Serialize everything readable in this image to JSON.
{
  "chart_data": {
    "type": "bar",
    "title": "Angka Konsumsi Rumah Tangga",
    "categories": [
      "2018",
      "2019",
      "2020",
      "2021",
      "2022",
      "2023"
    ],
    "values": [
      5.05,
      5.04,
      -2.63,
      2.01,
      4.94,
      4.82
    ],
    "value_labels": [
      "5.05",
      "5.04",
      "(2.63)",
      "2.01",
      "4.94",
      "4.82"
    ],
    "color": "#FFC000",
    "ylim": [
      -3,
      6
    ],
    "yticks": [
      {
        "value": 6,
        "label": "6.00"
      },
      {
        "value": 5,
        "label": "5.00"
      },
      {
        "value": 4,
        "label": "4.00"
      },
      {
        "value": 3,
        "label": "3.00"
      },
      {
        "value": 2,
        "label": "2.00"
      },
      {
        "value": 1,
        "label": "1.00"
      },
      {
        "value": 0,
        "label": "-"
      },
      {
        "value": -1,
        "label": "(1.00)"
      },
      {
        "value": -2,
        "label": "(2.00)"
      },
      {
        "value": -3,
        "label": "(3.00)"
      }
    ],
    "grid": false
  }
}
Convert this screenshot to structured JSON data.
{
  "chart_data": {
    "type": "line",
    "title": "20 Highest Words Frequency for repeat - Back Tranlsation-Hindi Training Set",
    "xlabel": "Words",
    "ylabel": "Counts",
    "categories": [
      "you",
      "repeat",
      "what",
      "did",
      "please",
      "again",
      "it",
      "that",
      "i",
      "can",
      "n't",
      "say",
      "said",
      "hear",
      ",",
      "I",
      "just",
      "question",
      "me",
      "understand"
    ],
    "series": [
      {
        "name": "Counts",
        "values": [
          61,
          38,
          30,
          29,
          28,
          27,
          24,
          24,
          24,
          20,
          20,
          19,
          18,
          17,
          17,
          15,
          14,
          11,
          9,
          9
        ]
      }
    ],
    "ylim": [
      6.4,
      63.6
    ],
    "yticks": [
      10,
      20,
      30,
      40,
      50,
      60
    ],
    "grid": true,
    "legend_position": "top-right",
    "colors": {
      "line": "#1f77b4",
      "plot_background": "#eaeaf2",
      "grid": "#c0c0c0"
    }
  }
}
------------------------------------
_Task requirements:_ Write the listing out again, exactly as shown above.

_Response to this task:_
Serialize everything readable in this image to JSON.
{
  "chart_data": {
    "type": "bar",
    "title": "Angka Konsumsi Rumah Tangga",
    "categories": [
      "2018",
      "2019",
      "2020",
      "2021",
      "2022",
      "2023"
    ],
    "values": [
      5.05,
      5.04,
      -2.63,
      2.01,
      4.94,
      4.82
    ],
    "value_labels": [
      "5.05",
      "5.04",
      "(2.63)",
      "2.01",
      "4.94",
      "4.82"
    ],
    "color": "#FFC000",
    "ylim": [
      -3,
      6
    ],
    "yticks": [
      {
        "value": 6,
        "label": "6.00"
      },
      {
        "value": 5,
        "label": "5.00"
      },
      {
        "value": 4,
        "label": "4.00"
      },
      {
        "value": 3,
        "label": "3.00"
      },
      {
        "value": 2,
        "label": "2.00"
      },
      {
        "value": 1,
        "label": "1.00"
      },
      {
        "value": 0,
        "label": "-"
      },
      {
        "value": -1,
        "label": "(1.00)"
      },
      {
        "value": -2,
        "label": "(2.00)"
      },
      {
        "value": -3,
        "label": "(3.00)"
      }
    ],
    "grid": false
  }
}
Convert this screenshot to structured JSON data.
{
  "chart_data": {
    "type": "line",
    "title": "20 Highest Words Frequency for repeat - Back Tranlsation-Hindi Training Set",
    "xlabel": "Words",
    "ylabel": "Counts",
    "categories": [
      "you",
      "repeat",
      "what",
      "did",
      "please",
      "again",
      "it",
      "that",
      "i",
      "can",
      "n't",
      "say",
      "said",
      "hear",
      ",",
      "I",
      "just",
      "question",
      "me",
      "understand"
    ],
    "series": [
      {
        "name": "Counts",
        "values": [
          61,
          38,
          30,
          29,
          28,
          27,
          24,
          24,
          24,
          20,
          20,
          19,
          18,
          17,
          17,
          15,
          14,
          11,
          9,
          9
        ]
      }
    ],
    "ylim": [
      6.4,
      63.6
    ],
    "yticks": [
      10,
      20,
      30,
      40,
      50,
      60
    ],
    "grid": true,
    "legend_position": "top-right",
    "colors": {
      "line": "#1f77b4",
      "plot_background": "#eaeaf2",
      "grid": "#c0c0c0"
    }
  }
}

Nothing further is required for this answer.